### Stored data
- - -

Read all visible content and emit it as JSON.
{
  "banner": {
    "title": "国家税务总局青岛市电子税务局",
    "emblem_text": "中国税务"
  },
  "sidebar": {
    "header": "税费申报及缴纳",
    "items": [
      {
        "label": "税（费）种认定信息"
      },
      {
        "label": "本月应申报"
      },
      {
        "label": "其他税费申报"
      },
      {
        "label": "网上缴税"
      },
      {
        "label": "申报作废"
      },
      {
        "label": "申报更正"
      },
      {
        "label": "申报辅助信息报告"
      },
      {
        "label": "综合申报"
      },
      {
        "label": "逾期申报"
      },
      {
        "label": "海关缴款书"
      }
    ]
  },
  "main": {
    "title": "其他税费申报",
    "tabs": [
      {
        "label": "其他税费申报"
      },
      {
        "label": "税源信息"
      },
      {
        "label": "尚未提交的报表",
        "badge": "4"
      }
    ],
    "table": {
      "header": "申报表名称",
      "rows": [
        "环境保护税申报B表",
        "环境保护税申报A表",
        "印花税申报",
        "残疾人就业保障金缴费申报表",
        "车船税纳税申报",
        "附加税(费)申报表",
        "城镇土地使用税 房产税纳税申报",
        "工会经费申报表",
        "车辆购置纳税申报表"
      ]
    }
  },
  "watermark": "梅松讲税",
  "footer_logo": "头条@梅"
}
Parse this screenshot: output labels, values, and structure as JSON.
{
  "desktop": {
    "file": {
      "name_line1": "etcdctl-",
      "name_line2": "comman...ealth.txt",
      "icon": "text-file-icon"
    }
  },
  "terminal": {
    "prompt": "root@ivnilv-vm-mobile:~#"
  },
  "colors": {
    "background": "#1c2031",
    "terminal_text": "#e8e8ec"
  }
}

- - -

### YOUR GOAL
Make a verbatim copy of every entry shown above.

### RIGHT ANSWER
Read all visible content and emit it as JSON.
{
  "banner": {
    "title": "国家税务总局青岛市电子税务局",
    "emblem_text": "中国税务"
  },
  "sidebar": {
    "header": "税费申报及缴纳",
    "items": [
      {
        "label": "税（费）种认定信息"
      },
      {
        "label": "本月应申报"
      },
      {
        "label": "其他税费申报"
      },
      {
        "label": "网上缴税"
      },
      {
        "label": "申报作废"
      },
      {
        "label": "申报更正"
      },
      {
        "label": "申报辅助信息报告"
      },
      {
        "label": "综合申报"
      },
      {
        "label": "逾期申报"
      },
      {
        "label": "海关缴款书"
      }
    ]
  },
  "main": {
    "title": "其他税费申报",
    "tabs": [
      {
        "label": "其他税费申报"
      },
      {
        "label": "税源信息"
      },
      {
        "label": "尚未提交的报表",
        "badge": "4"
      }
    ],
    "table": {
      "header": "申报表名称",
      "rows": [
        "环境保护税申报B表",
        "环境保护税申报A表",
        "印花税申报",
        "残疾人就业保障金缴费申报表",
        "车船税纳税申报",
        "附加税(费)申报表",
        "城镇土地使用税 房产税纳税申报",
        "工会经费申报表",
        "车辆购置纳税申报表"
      ]
    }
  },
  "watermark": "梅松讲税",
  "footer_logo": "头条@梅"
}
Parse this screenshot: output labels, values, and structure as JSON.
{
  "desktop": {
    "file": {
      "name_line1": "etcdctl-",
      "name_line2": "comman...ealth.txt",
      "icon": "text-file-icon"
    }
  },
  "terminal": {
    "prompt": "root@ivnilv-vm-mobile:~#"
  },
  "colors": {
    "background": "#1c2031",
    "terminal_text": "#e8e8ec"
  }
}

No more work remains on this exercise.